__Task prompt__. Please turn the stretch of the records from the start through the line containing "- description: adipiscing elit: [822, 515, 928, 535]" into a numbered list, leaving out blank lines.

[Raw records]
____
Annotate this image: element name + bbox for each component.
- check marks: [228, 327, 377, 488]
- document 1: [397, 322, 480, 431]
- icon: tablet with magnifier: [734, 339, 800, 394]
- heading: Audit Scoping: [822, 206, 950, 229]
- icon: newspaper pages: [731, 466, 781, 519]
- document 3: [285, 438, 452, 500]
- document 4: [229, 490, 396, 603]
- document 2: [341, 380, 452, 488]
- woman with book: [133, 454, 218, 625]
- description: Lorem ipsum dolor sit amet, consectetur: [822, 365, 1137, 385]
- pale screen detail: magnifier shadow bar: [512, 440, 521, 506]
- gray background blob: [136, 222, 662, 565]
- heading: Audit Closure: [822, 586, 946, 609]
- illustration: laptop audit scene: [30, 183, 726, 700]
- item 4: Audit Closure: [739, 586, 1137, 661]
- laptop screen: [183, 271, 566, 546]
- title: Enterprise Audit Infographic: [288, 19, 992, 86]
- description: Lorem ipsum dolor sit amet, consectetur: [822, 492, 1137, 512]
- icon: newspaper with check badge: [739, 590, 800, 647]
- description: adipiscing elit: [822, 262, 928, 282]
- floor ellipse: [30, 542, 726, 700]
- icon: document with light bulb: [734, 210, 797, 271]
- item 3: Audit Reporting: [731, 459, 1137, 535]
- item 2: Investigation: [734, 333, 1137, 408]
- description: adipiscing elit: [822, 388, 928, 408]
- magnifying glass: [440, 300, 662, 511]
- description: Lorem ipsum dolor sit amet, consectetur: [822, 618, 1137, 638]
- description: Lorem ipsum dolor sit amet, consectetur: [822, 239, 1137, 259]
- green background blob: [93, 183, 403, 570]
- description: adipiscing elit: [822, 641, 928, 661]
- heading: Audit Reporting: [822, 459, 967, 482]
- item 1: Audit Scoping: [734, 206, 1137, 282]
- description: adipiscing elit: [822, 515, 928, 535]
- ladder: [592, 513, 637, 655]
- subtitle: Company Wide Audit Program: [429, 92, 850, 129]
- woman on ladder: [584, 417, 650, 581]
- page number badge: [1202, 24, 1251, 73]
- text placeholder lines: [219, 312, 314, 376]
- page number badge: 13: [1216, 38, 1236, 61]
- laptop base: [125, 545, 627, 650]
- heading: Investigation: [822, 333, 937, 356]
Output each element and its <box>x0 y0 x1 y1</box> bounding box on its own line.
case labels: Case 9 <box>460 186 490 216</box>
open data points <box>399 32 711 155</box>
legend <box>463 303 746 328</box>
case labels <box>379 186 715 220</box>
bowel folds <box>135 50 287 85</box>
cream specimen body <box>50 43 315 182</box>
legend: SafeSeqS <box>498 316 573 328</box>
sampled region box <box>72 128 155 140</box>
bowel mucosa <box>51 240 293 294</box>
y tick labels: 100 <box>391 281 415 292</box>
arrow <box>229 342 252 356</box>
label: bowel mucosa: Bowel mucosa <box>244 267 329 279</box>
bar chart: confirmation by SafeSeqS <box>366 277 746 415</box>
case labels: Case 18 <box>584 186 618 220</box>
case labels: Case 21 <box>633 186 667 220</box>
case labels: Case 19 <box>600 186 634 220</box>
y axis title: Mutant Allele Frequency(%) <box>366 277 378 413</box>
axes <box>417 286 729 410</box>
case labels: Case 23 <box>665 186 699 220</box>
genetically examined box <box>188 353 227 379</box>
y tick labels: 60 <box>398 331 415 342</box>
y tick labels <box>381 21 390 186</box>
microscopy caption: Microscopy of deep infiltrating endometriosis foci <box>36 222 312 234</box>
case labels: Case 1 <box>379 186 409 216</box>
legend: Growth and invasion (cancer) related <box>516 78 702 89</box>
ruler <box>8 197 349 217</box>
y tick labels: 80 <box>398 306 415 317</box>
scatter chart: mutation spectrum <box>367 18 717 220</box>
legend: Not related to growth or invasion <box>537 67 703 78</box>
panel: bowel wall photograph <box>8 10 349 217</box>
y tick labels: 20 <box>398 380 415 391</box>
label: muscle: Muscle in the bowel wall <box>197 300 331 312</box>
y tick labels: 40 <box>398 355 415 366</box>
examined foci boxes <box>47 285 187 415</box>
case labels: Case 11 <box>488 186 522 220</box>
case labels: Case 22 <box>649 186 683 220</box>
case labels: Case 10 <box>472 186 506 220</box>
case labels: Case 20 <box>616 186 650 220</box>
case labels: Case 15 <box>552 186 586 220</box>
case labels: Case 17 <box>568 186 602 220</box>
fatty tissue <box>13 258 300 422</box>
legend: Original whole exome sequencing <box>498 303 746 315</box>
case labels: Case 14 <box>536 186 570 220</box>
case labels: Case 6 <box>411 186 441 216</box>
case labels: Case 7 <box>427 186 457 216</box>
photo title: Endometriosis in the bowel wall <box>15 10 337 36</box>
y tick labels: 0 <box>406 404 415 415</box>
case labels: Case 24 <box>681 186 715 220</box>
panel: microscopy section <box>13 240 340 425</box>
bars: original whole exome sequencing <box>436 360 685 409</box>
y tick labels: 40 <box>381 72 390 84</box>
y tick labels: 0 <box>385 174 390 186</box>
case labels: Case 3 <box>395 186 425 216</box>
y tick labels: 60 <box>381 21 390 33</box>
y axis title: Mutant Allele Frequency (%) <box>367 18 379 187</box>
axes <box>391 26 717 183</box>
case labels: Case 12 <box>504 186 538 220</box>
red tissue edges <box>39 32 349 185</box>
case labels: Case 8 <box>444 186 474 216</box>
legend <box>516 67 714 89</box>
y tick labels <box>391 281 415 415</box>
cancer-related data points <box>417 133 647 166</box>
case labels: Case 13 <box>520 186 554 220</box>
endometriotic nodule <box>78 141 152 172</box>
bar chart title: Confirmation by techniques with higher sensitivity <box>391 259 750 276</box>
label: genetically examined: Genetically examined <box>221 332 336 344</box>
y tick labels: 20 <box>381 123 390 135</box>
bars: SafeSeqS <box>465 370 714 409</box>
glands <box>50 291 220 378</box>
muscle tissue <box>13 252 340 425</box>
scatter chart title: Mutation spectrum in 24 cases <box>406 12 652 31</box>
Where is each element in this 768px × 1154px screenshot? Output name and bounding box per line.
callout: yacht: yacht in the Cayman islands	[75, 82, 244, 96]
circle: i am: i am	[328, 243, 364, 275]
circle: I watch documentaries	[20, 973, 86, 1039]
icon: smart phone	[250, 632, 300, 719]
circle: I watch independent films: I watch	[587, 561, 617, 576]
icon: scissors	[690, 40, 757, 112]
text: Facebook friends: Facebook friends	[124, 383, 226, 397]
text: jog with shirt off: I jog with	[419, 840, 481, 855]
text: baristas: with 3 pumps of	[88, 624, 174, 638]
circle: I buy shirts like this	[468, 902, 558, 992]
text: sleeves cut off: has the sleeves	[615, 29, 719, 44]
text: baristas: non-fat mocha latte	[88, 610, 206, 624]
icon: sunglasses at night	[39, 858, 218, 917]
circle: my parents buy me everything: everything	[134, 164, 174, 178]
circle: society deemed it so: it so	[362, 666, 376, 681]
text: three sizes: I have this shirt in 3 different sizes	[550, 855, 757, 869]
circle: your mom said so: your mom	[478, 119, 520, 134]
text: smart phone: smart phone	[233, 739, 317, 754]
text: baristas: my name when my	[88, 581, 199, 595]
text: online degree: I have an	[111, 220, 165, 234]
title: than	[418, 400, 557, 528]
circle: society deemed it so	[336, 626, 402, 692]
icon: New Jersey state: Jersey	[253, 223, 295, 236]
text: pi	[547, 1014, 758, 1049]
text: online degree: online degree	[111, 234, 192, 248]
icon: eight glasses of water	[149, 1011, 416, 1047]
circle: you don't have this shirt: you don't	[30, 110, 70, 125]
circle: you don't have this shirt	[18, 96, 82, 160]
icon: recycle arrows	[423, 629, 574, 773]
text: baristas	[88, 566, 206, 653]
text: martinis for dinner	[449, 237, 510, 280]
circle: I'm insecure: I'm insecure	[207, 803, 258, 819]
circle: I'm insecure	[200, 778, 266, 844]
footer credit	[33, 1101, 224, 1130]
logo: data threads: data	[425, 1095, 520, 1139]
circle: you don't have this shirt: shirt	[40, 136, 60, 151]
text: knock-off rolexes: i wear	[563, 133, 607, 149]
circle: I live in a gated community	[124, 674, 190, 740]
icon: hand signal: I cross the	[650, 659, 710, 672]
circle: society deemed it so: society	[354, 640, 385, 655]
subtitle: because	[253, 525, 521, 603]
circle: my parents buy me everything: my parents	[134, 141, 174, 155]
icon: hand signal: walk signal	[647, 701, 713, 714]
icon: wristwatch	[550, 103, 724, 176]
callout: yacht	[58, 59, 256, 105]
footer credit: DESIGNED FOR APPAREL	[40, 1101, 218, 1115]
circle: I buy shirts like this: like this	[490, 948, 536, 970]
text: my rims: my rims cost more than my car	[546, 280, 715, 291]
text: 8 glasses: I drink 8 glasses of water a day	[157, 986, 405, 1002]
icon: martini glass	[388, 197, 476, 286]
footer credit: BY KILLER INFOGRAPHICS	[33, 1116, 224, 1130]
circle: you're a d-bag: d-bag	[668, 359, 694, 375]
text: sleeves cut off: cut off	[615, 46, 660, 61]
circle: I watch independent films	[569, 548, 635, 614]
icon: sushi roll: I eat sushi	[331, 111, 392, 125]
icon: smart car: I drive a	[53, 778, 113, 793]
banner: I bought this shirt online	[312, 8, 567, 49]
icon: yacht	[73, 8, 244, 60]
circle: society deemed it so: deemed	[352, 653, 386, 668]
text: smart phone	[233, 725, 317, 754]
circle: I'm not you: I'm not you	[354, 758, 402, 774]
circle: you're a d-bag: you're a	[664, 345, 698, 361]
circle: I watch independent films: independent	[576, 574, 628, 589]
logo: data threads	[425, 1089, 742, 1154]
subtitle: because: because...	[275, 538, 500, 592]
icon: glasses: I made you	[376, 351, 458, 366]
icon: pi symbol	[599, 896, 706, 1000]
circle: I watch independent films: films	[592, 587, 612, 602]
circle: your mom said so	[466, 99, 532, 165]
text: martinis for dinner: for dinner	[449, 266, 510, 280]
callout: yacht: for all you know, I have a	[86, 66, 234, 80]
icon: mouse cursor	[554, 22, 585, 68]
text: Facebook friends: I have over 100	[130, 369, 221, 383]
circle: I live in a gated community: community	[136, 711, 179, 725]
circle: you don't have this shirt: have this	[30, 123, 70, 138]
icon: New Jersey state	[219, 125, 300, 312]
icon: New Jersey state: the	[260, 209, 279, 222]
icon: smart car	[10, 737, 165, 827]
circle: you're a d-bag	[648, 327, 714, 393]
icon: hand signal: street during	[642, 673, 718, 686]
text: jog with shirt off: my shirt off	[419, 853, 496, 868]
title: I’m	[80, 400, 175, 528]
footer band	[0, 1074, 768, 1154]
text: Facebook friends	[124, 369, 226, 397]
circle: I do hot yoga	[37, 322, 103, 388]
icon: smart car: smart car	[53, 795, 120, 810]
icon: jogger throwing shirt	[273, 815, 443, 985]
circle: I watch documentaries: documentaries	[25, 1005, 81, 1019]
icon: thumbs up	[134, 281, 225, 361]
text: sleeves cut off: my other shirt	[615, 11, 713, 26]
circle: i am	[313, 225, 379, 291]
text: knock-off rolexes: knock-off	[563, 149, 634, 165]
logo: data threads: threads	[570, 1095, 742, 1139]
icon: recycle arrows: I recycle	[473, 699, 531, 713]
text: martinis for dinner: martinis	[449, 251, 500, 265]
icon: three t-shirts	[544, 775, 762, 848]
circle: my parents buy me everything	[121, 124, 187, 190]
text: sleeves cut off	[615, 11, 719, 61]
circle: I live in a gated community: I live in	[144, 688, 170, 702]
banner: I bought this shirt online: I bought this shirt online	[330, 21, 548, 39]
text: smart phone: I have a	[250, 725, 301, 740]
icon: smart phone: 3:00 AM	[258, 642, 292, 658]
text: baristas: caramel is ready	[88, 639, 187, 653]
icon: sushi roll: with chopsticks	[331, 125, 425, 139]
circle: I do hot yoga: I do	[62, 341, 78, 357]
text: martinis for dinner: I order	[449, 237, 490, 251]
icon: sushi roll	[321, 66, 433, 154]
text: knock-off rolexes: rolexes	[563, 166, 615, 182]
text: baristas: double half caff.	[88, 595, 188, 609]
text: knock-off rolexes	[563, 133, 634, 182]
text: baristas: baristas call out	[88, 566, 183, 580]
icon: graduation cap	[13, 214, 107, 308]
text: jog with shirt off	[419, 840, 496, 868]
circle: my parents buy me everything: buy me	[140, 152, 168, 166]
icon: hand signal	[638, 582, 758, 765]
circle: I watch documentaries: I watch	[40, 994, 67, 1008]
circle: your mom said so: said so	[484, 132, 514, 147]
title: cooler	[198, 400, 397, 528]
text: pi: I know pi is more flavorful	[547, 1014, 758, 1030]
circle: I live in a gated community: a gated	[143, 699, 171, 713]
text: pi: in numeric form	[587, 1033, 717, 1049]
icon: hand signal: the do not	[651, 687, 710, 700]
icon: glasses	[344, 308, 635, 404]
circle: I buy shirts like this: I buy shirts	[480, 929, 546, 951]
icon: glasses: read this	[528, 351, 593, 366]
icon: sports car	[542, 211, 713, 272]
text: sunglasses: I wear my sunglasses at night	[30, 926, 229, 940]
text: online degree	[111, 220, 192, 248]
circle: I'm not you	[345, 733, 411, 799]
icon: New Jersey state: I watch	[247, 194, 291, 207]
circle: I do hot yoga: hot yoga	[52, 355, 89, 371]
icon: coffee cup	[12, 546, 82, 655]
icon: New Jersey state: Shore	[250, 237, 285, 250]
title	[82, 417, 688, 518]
____
__Task answer__.
1. Annotate this image: element name + bbox for each component.
2. - check marks: [228, 327, 377, 488]
3. - document 1: [397, 322, 480, 431]
4. - icon: tablet with magnifier: [734, 339, 800, 394]
5. - heading: Audit Scoping: [822, 206, 950, 229]
6. - icon: newspaper pages: [731, 466, 781, 519]
7. - document 3: [285, 438, 452, 500]
8. - document 4: [229, 490, 396, 603]
9. - document 2: [341, 380, 452, 488]
10. - woman with book: [133, 454, 218, 625]
11. - description: Lorem ipsum dolor sit amet, consectetur: [822, 365, 1137, 385]
12. - pale screen detail: magnifier shadow bar: [512, 440, 521, 506]
13. - gray background blob: [136, 222, 662, 565]
14. - heading: Audit Closure: [822, 586, 946, 609]
15. - illustration: laptop audit scene: [30, 183, 726, 700]
16. - item 4: Audit Closure: [739, 586, 1137, 661]
17. - laptop screen: [183, 271, 566, 546]
18. - title: Enterprise Audit Infographic: [288, 19, 992, 86]
19. - description: Lorem ipsum dolor sit amet, consectetur: [822, 492, 1137, 512]
20. - icon: newspaper with check badge: [739, 590, 800, 647]
21. - description: adipiscing elit: [822, 262, 928, 282]
22. - floor ellipse: [30, 542, 726, 700]
23. - icon: document with light bulb: [734, 210, 797, 271]
24. - item 3: Audit Reporting: [731, 459, 1137, 535]
25. - item 2: Investigation: [734, 333, 1137, 408]
26. - description: adipiscing elit: [822, 388, 928, 408]
27. - magnifying glass: [440, 300, 662, 511]
28. - description: Lorem ipsum dolor sit amet, consectetur: [822, 618, 1137, 638]
29. - description: Lorem ipsum dolor sit amet, consectetur: [822, 239, 1137, 259]
30. - green background blob: [93, 183, 403, 570]
31. - description: adipiscing elit: [822, 641, 928, 661]
32. - heading: Audit Reporting: [822, 459, 967, 482]
33. - item 1: Audit Scoping: [734, 206, 1137, 282]
34. - description: adipiscing elit: [822, 515, 928, 535]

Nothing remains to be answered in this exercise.